[Stated problem] Set out each line from the following listing that includes the word "Area".

--- Begin ---

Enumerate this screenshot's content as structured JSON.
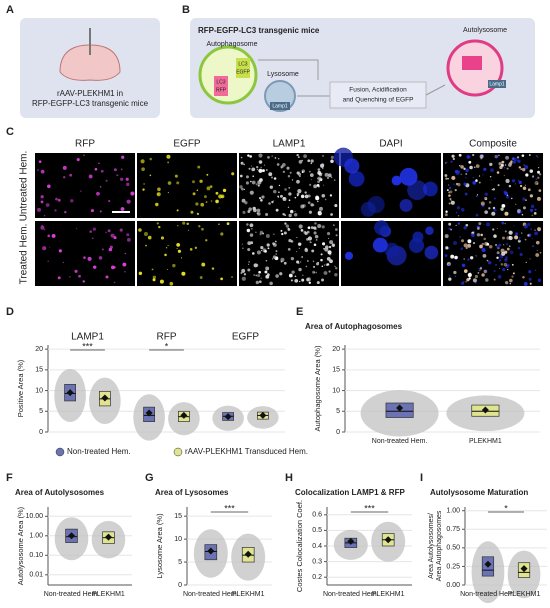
{
  "panel_labels": [
    "A",
    "B",
    "C",
    "D",
    "E",
    "F",
    "G",
    "H",
    "I"
  ],
  "panel_a": {
    "lines": [
      "rAAV-PLEKHM1 in",
      "RFP-EGFP-LC3 transgenic mice"
    ]
  },
  "panel_b": {
    "title": "RFP-EGFP-LC3 transgenic mice",
    "autophagosome": "Autophagosome",
    "lysosome": "Lysosome",
    "lamp1": "Lamp1",
    "lc3": "LC3",
    "egfp": "EGFP",
    "rfp": "RFP",
    "process": [
      "Fusion, Acidification",
      "and Quenching of EGFP"
    ],
    "autolysosome": "Autolysosome"
  },
  "panel_c": {
    "columns": [
      "RFP",
      "EGFP",
      "LAMP1",
      "DAPI",
      "Composite"
    ],
    "rows": [
      "Untreated Hem.",
      "Treated Hem."
    ]
  },
  "legend": [
    {
      "name": "Non-treated Hem.",
      "color": "#6b73b5"
    },
    {
      "name": "rAAV-PLEKHM1 Transduced Hem.",
      "color": "#e0e38f"
    }
  ],
  "chart_data": [
    {
      "type": "box",
      "ylabel": "Positive Area (%)",
      "ylim": [
        0,
        21
      ],
      "yticks": [
        0,
        5,
        10,
        15,
        20
      ],
      "grid": true,
      "groups": [
        {
          "label": "LAMP1",
          "significance": "***",
          "boxes": [
            {
              "q1": 7.5,
              "median": 9.3,
              "q3": 11.5,
              "mean": 9.5
            },
            {
              "q1": 6.3,
              "median": 8,
              "q3": 9.8,
              "mean": 8.2
            }
          ]
        },
        {
          "label": "RFP",
          "significance": "*",
          "boxes": [
            {
              "q1": 2.5,
              "median": 4,
              "q3": 6,
              "mean": 4.6
            },
            {
              "q1": 2.5,
              "median": 3.7,
              "q3": 5,
              "mean": 4
            }
          ]
        },
        {
          "label": "EGFP",
          "boxes": [
            {
              "q1": 2.8,
              "median": 3.8,
              "q3": 4.7,
              "mean": 3.7
            },
            {
              "q1": 3.1,
              "median": 4,
              "q3": 4.8,
              "mean": 4
            }
          ]
        }
      ]
    },
    {
      "type": "box",
      "title": "Area of Autophagosomes",
      "ylabel": "Autophagosome Area (%)",
      "ylim": [
        0,
        21
      ],
      "yticks": [
        0,
        5,
        10,
        15,
        20
      ],
      "grid": true,
      "categories": [
        "Non-treated Hem.",
        "PLEKHM1"
      ],
      "groups": [
        {
          "boxes": [
            {
              "q1": 3.5,
              "median": 5,
              "q3": 7,
              "mean": 5.8
            },
            {
              "q1": 3.8,
              "median": 5,
              "q3": 6.5,
              "mean": 5.3
            }
          ]
        }
      ]
    },
    {
      "type": "box",
      "title": "Area of Autolysosomes",
      "ylabel": "Autolysosome Area (%)",
      "log": true,
      "ylim": [
        0.003,
        30
      ],
      "yticks": [
        0.01,
        {
          "value": 0.1,
          "label": "0.10"
        },
        {
          "value": 1,
          "label": "1.00"
        },
        {
          "value": 10,
          "label": "10.00"
        }
      ],
      "grid": true,
      "categories": [
        "Non-treated Hem.",
        "PLEKHM1"
      ],
      "groups": [
        {
          "boxes": [
            {
              "q1": 0.45,
              "median": 0.9,
              "q3": 2.2,
              "mean": 1
            },
            {
              "q1": 0.4,
              "median": 0.8,
              "q3": 1.6,
              "mean": 0.85
            }
          ]
        }
      ]
    },
    {
      "type": "box",
      "title": "Area of Lysosomes",
      "ylabel": "Lysosome Area (%)",
      "ylim": [
        0,
        17
      ],
      "yticks": [
        0,
        5,
        10,
        15
      ],
      "grid": true,
      "categories": [
        "Non-treated Hem.",
        "PLEKHM1"
      ],
      "groups": [
        {
          "significance": "***",
          "boxes": [
            {
              "q1": 5.5,
              "median": 7.3,
              "q3": 8.8,
              "mean": 7.4
            },
            {
              "q1": 5,
              "median": 6.5,
              "q3": 8.2,
              "mean": 6.7
            }
          ]
        }
      ]
    },
    {
      "type": "box",
      "title": "Colocalization LAMP1 & RFP",
      "ylabel": "Costes Colocalization Coef.",
      "ylim": [
        0.15,
        0.65
      ],
      "yticks": [
        0.2,
        0.3,
        0.4,
        0.5,
        0.6
      ],
      "grid": true,
      "categories": [
        "Non-treated Hem.",
        "PLEKHM1"
      ],
      "groups": [
        {
          "significance": "***",
          "boxes": [
            {
              "q1": 0.39,
              "median": 0.42,
              "q3": 0.45,
              "mean": 0.43
            },
            {
              "q1": 0.4,
              "median": 0.44,
              "q3": 0.48,
              "mean": 0.44
            }
          ]
        }
      ]
    },
    {
      "type": "box",
      "title": "Autolysosome Maturation",
      "ylabel": [
        "Area Autolysosomes/",
        "Area Autophagosomes"
      ],
      "ylim": [
        0,
        1.05
      ],
      "yticks": [
        {
          "value": 0,
          "label": "0.00"
        },
        {
          "value": 0.25,
          "label": "0.25"
        },
        {
          "value": 0.5,
          "label": "0.50"
        },
        {
          "value": 0.75,
          "label": "0.75"
        },
        {
          "value": 1,
          "label": "1.00"
        }
      ],
      "grid": true,
      "categories": [
        "Non-treated Hem.",
        "PLEKHM1"
      ],
      "groups": [
        {
          "significance": "*",
          "boxes": [
            {
              "q1": 0.12,
              "median": 0.2,
              "q3": 0.38,
              "mean": 0.28
            },
            {
              "q1": 0.1,
              "median": 0.17,
              "q3": 0.3,
              "mean": 0.22
            }
          ]
        }
      ]
    }
  ]
}
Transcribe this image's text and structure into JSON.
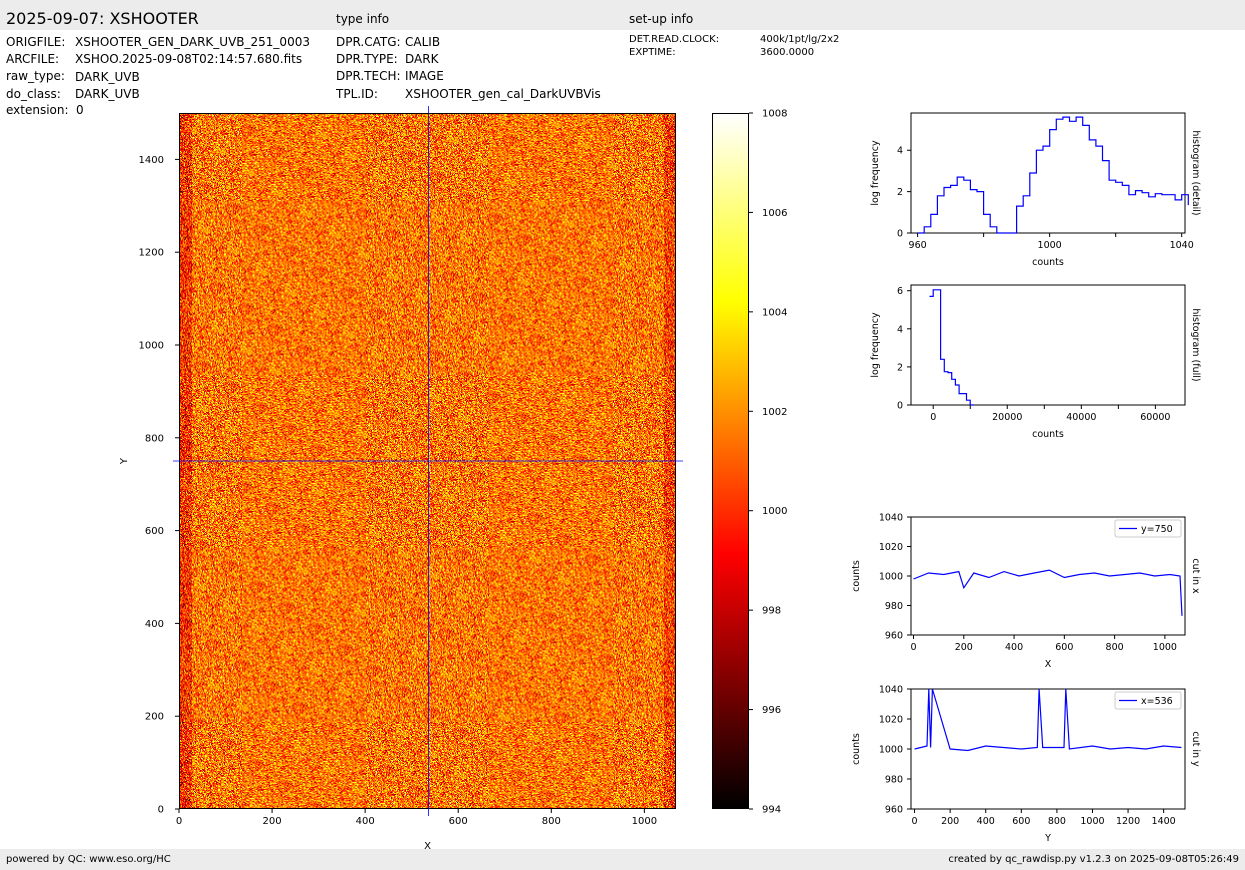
{
  "header": {
    "title": "2025-09-07: XSHOOTER",
    "type_info_label": "type info",
    "setup_info_label": "set-up info"
  },
  "file_info": [
    {
      "key": "ORIGFILE:",
      "value": "XSHOOTER_GEN_DARK_UVB_251_0003"
    },
    {
      "key": "ARCFILE:",
      "value": "XSHOO.2025-09-08T02:14:57.680.fits"
    },
    {
      "key": "raw_type:",
      "value": "DARK_UVB"
    },
    {
      "key": "do_class:",
      "value": "DARK_UVB"
    },
    {
      "key": "extension:",
      "value": "0"
    }
  ],
  "type_info": [
    {
      "key": "DPR.CATG:",
      "value": "CALIB"
    },
    {
      "key": "DPR.TYPE:",
      "value": "DARK"
    },
    {
      "key": "DPR.TECH:",
      "value": "IMAGE"
    },
    {
      "key": "TPL.ID:",
      "value": "XSHOOTER_gen_cal_DarkUVBVis"
    }
  ],
  "setup_info": [
    {
      "key": "DET.READ.CLOCK:",
      "value": "400k/1pt/lg/2x2"
    },
    {
      "key": "EXPTIME:",
      "value": "3600.0000"
    }
  ],
  "footer": {
    "left": "powered by QC: www.eso.org/HC",
    "right": "created by qc_rawdisp.py v1.2.3 on 2025-09-08T05:26:49"
  },
  "chart_data": [
    {
      "type": "heatmap",
      "id": "image",
      "xlabel": "X",
      "ylabel": "Y",
      "xlim": [
        0,
        1068
      ],
      "ylim": [
        0,
        1500
      ],
      "xticks": [
        0,
        200,
        400,
        600,
        800,
        1000
      ],
      "yticks": [
        0,
        200,
        400,
        600,
        800,
        1000,
        1200,
        1400
      ],
      "colormap": "hot",
      "cut_x": 536,
      "cut_y": 750,
      "crosshair_color": "#0000ff",
      "colorbar": {
        "min": 994,
        "max": 1008,
        "ticks": [
          994,
          996,
          998,
          1000,
          1002,
          1004,
          1006,
          1008
        ]
      }
    },
    {
      "type": "line",
      "id": "hist-detail",
      "xlabel": "counts",
      "ylabel": "log frequency",
      "side_label": "histogram (detail)",
      "xlim": [
        958,
        1041
      ],
      "ylim": [
        0,
        5.8
      ],
      "xticks": [
        960,
        1000,
        1040
      ],
      "xminor": [
        980,
        1020
      ],
      "yticks": [
        0,
        2,
        4
      ],
      "color": "#0000ff",
      "x": [
        960,
        962,
        964,
        966,
        968,
        970,
        972,
        974,
        976,
        978,
        980,
        982,
        984,
        986,
        988,
        990,
        992,
        994,
        996,
        998,
        1000,
        1002,
        1004,
        1006,
        1008,
        1010,
        1012,
        1014,
        1016,
        1018,
        1020,
        1022,
        1024,
        1026,
        1028,
        1030,
        1032,
        1034,
        1036,
        1038,
        1040,
        1042
      ],
      "y": [
        0,
        0.3,
        0.9,
        1.8,
        2.2,
        2.3,
        2.7,
        2.55,
        2.1,
        2.0,
        0.9,
        0.3,
        0,
        0,
        0,
        1.3,
        1.8,
        2.9,
        4.0,
        4.2,
        5.0,
        5.5,
        5.6,
        5.4,
        5.6,
        5.2,
        4.5,
        4.2,
        3.5,
        2.55,
        2.45,
        2.3,
        1.85,
        2.05,
        1.95,
        1.75,
        1.9,
        1.85,
        1.85,
        1.6,
        1.85,
        1.35
      ]
    },
    {
      "type": "line",
      "id": "hist-full",
      "xlabel": "counts",
      "ylabel": "log frequency",
      "side_label": "histogram (full)",
      "xlim": [
        -6000,
        68000
      ],
      "ylim": [
        0,
        6.3
      ],
      "xticks": [
        0,
        20000,
        40000,
        60000
      ],
      "xminor": [
        10000,
        30000,
        50000
      ],
      "yticks": [
        0,
        2,
        4,
        6
      ],
      "color": "#0000ff",
      "x": [
        -1000,
        0,
        1000,
        2000,
        3000,
        4000,
        5000,
        6000,
        7000,
        8000,
        9000,
        10000,
        11000
      ],
      "y": [
        5.7,
        6.05,
        6.05,
        2.4,
        1.75,
        1.7,
        1.35,
        1.05,
        0.6,
        0.6,
        0.25,
        0,
        0
      ]
    },
    {
      "type": "line",
      "id": "cut-x",
      "xlabel": "X",
      "ylabel": "counts",
      "side_label": "cut in x",
      "legend": "y=750",
      "legend_position": "top-right",
      "xlim": [
        -10,
        1080
      ],
      "ylim": [
        960,
        1040
      ],
      "xticks": [
        0,
        200,
        400,
        600,
        800,
        1000
      ],
      "yticks": [
        960,
        980,
        1000,
        1020,
        1040
      ],
      "color": "#0000ff",
      "x": [
        0,
        60,
        120,
        180,
        200,
        240,
        300,
        360,
        420,
        480,
        540,
        600,
        660,
        720,
        780,
        840,
        900,
        960,
        1020,
        1060,
        1068
      ],
      "y": [
        998,
        1002,
        1001,
        1003,
        992,
        1002,
        999,
        1003,
        1000,
        1002,
        1004,
        999,
        1001,
        1002,
        1000,
        1001,
        1002,
        1000,
        1001,
        1000,
        973
      ]
    },
    {
      "type": "line",
      "id": "cut-y",
      "xlabel": "Y",
      "ylabel": "counts",
      "side_label": "cut in y",
      "legend": "x=536",
      "legend_position": "top-right",
      "xlim": [
        -20,
        1520
      ],
      "ylim": [
        960,
        1040
      ],
      "xticks": [
        0,
        200,
        400,
        600,
        800,
        1000,
        1200,
        1400
      ],
      "yticks": [
        960,
        980,
        1000,
        1020,
        1040
      ],
      "color": "#0000ff",
      "x": [
        0,
        70,
        80,
        90,
        100,
        200,
        300,
        400,
        500,
        600,
        690,
        700,
        720,
        840,
        850,
        870,
        1000,
        1100,
        1200,
        1300,
        1400,
        1500
      ],
      "y": [
        1000,
        1002,
        1040,
        1001,
        1040,
        1000,
        999,
        1002,
        1001,
        1000,
        1001,
        1040,
        1001,
        1001,
        1040,
        1000,
        1002,
        1000,
        1001,
        1000,
        1002,
        1001
      ]
    }
  ]
}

--- End ---

[Answer below]
      "ylabel": "Positive Area (%)",
      "title": "Area of Autophagosomes",
      "ylabel": "Autophagosome Area (%)",
      "title": "Area of Autolysosomes",
      "ylabel": "Autolysosome Area (%)",
      "title": "Area of Lysosomes",
      "ylabel": "Lysosome Area (%)",
        "Area Autolysosomes/",
        "Area Autophagosomes"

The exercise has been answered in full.